▶ [WHAT IS ASKED]:
Write every line out verbatim and omit the pictures.
════════════════════
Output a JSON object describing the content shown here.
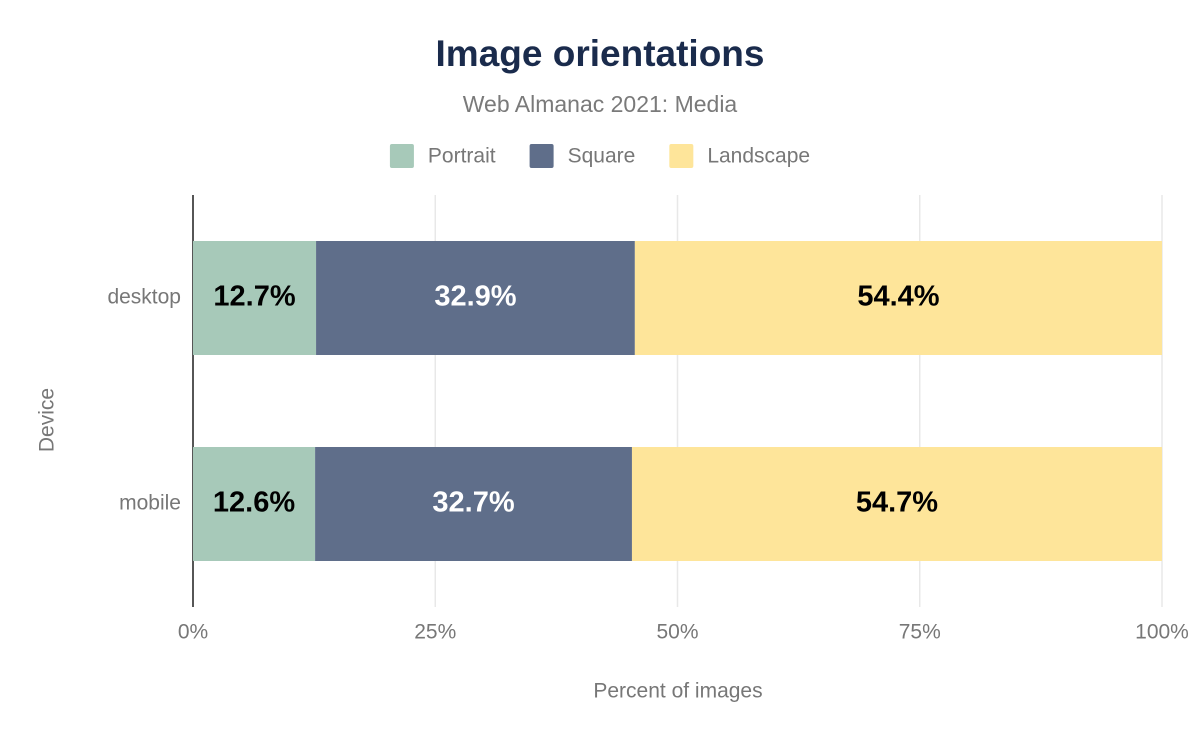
{
  "chart_data": {
    "type": "stacked_barh",
    "title": "Image orientations",
    "subtitle": "Web Almanac 2021: Media",
    "x_label": "Percent of images",
    "y_label": "Device",
    "categories": [
      "desktop",
      "mobile"
    ],
    "series": [
      {
        "name": "Portrait",
        "color": "#a7c9b9",
        "label_color": "#000000",
        "values": [
          12.7,
          12.6
        ],
        "value_labels": [
          "12.7%",
          "12.6%"
        ]
      },
      {
        "name": "Square",
        "color": "#5f6e8a",
        "label_color": "#ffffff",
        "values": [
          32.9,
          32.7
        ],
        "value_labels": [
          "32.9%",
          "32.7%"
        ]
      },
      {
        "name": "Landscape",
        "color": "#fee59a",
        "label_color": "#000000",
        "values": [
          54.4,
          54.7
        ],
        "value_labels": [
          "54.4%",
          "54.7%"
        ]
      }
    ],
    "xlim": [
      0,
      100
    ],
    "xticks": [
      {
        "value": 0,
        "label": "0%"
      },
      {
        "value": 25,
        "label": "25%"
      },
      {
        "value": 50,
        "label": "50%"
      },
      {
        "value": 75,
        "label": "75%"
      },
      {
        "value": 100,
        "label": "100%"
      }
    ],
    "grid": true,
    "legend": "top"
  }
}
════════════════════
▶ [RESPONSE BELOW]:
Output a JSON object describing the content shown here.
{
  "chart_data": {
    "type": "stacked_barh",
    "title": "Image orientations",
    "subtitle": "Web Almanac 2021: Media",
    "x_label": "Percent of images",
    "y_label": "Device",
    "categories": [
      "desktop",
      "mobile"
    ],
    "series": [
      {
        "name": "Portrait",
        "color": "#a7c9b9",
        "label_color": "#000000",
        "values": [
          12.7,
          12.6
        ],
        "value_labels": [
          "12.7%",
          "12.6%"
        ]
      },
      {
        "name": "Square",
        "color": "#5f6e8a",
        "label_color": "#ffffff",
        "values": [
          32.9,
          32.7
        ],
        "value_labels": [
          "32.9%",
          "32.7%"
        ]
      },
      {
        "name": "Landscape",
        "color": "#fee59a",
        "label_color": "#000000",
        "values": [
          54.4,
          54.7
        ],
        "value_labels": [
          "54.4%",
          "54.7%"
        ]
      }
    ],
    "xlim": [
      0,
      100
    ],
    "xticks": [
      {
        "value": 0,
        "label": "0%"
      },
      {
        "value": 25,
        "label": "25%"
      },
      {
        "value": 50,
        "label": "50%"
      },
      {
        "value": 75,
        "label": "75%"
      },
      {
        "value": 100,
        "label": "100%"
      }
    ],
    "grid": true,
    "legend": "top"
  }
}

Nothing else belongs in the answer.